Wherever a line below holds the word "角膜移植术", copy that line.

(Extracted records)
>> BEGIN
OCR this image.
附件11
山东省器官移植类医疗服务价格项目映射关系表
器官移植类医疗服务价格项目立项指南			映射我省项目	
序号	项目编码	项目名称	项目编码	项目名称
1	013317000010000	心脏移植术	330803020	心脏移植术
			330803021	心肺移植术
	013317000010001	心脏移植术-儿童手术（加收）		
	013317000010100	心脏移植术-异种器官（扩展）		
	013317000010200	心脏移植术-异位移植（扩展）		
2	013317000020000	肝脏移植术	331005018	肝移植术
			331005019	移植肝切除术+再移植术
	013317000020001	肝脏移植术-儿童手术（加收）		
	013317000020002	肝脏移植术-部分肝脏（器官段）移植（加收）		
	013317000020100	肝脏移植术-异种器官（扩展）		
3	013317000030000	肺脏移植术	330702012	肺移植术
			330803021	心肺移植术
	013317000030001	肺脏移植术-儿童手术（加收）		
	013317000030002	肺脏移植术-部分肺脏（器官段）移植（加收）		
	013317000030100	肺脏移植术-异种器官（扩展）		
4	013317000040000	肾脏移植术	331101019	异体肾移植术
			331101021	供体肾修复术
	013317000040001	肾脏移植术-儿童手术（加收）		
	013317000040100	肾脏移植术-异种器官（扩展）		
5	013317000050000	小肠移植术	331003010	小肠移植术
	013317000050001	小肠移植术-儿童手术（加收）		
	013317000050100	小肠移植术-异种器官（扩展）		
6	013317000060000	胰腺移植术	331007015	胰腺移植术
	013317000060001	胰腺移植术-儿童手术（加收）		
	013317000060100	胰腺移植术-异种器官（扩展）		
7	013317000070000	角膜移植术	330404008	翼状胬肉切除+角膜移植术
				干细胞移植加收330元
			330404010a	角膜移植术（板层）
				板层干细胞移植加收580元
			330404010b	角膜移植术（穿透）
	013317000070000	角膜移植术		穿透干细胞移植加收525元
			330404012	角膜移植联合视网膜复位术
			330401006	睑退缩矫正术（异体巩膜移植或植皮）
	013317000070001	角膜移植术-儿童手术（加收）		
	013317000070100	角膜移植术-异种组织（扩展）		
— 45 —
>> END
Answer to this exercise.
7	013317000070000	角膜移植术	330404008	翼状胬肉切除+角膜移植术
			330404010a	角膜移植术（板层）
			330404010b	角膜移植术（穿透）
	013317000070000	角膜移植术		穿透干细胞移植加收525元
	013317000070001	角膜移植术-儿童手术（加收）		
	013317000070100	角膜移植术-异种组织（扩展）		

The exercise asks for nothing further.